-- start --

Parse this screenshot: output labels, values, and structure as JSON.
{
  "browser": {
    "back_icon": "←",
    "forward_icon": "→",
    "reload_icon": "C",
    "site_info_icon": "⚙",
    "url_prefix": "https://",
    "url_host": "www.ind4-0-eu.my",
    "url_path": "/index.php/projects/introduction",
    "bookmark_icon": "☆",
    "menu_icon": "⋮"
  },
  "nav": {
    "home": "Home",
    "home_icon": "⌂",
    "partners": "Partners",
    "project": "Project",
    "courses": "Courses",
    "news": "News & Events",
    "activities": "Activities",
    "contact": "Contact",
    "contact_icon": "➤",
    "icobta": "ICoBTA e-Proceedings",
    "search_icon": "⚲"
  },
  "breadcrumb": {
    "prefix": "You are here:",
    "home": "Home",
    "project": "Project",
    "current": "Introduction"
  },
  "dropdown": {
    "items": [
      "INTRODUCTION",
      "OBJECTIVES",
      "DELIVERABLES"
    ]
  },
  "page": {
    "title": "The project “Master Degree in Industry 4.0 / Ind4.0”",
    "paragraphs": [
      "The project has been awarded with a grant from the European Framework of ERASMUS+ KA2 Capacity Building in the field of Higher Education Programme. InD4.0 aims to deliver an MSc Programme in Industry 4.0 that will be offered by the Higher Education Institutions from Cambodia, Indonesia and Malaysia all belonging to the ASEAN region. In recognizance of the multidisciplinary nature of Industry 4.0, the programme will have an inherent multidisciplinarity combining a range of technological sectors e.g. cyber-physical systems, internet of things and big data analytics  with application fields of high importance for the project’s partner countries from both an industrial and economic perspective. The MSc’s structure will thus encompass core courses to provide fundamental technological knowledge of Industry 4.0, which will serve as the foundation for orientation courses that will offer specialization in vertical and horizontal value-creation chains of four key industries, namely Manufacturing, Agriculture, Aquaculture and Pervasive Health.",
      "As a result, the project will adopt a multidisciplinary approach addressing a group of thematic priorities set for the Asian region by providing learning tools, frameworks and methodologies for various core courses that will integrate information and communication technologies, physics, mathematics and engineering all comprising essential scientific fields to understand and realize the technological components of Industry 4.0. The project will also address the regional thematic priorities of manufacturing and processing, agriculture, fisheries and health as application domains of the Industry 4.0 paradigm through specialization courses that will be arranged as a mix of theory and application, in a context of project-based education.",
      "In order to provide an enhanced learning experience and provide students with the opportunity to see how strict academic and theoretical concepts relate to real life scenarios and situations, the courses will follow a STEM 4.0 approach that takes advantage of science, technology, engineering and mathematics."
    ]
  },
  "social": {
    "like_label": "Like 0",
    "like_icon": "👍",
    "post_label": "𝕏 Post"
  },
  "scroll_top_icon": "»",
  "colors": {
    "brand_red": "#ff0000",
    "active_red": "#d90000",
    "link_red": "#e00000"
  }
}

-- end --

Return all of the data exactly as it reads.

Answer to this exercise>
Parse this screenshot: output labels, values, and structure as JSON.
{
  "browser": {
    "back_icon": "←",
    "forward_icon": "→",
    "reload_icon": "C",
    "site_info_icon": "⚙",
    "url_prefix": "https://",
    "url_host": "www.ind4-0-eu.my",
    "url_path": "/index.php/projects/introduction",
    "bookmark_icon": "☆",
    "menu_icon": "⋮"
  },
  "nav": {
    "home": "Home",
    "home_icon": "⌂",
    "partners": "Partners",
    "project": "Project",
    "courses": "Courses",
    "news": "News & Events",
    "activities": "Activities",
    "contact": "Contact",
    "contact_icon": "➤",
    "icobta": "ICoBTA e-Proceedings",
    "search_icon": "⚲"
  },
  "breadcrumb": {
    "prefix": "You are here:",
    "home": "Home",
    "project": "Project",
    "current": "Introduction"
  },
  "dropdown": {
    "items": [
      "INTRODUCTION",
      "OBJECTIVES",
      "DELIVERABLES"
    ]
  },
  "page": {
    "title": "The project “Master Degree in Industry 4.0 / Ind4.0”",
    "paragraphs": [
      "The project has been awarded with a grant from the European Framework of ERASMUS+ KA2 Capacity Building in the field of Higher Education Programme. InD4.0 aims to deliver an MSc Programme in Industry 4.0 that will be offered by the Higher Education Institutions from Cambodia, Indonesia and Malaysia all belonging to the ASEAN region. In recognizance of the multidisciplinary nature of Industry 4.0, the programme will have an inherent multidisciplinarity combining a range of technological sectors e.g. cyber-physical systems, internet of things and big data analytics  with application fields of high importance for the project’s partner countries from both an industrial and economic perspective. The MSc’s structure will thus encompass core courses to provide fundamental technological knowledge of Industry 4.0, which will serve as the foundation for orientation courses that will offer specialization in vertical and horizontal value-creation chains of four key industries, namely Manufacturing, Agriculture, Aquaculture and Pervasive Health.",
      "As a result, the project will adopt a multidisciplinary approach addressing a group of thematic priorities set for the Asian region by providing learning tools, frameworks and methodologies for various core courses that will integrate information and communication technologies, physics, mathematics and engineering all comprising essential scientific fields to understand and realize the technological components of Industry 4.0. The project will also address the regional thematic priorities of manufacturing and processing, agriculture, fisheries and health as application domains of the Industry 4.0 paradigm through specialization courses that will be arranged as a mix of theory and application, in a context of project-based education.",
      "In order to provide an enhanced learning experience and provide students with the opportunity to see how strict academic and theoretical concepts relate to real life scenarios and situations, the courses will follow a STEM 4.0 approach that takes advantage of science, technology, engineering and mathematics."
    ]
  },
  "social": {
    "like_label": "Like 0",
    "like_icon": "👍",
    "post_label": "𝕏 Post"
  },
  "scroll_top_icon": "»",
  "colors": {
    "brand_red": "#ff0000",
    "active_red": "#d90000",
    "link_red": "#e00000"
  }
}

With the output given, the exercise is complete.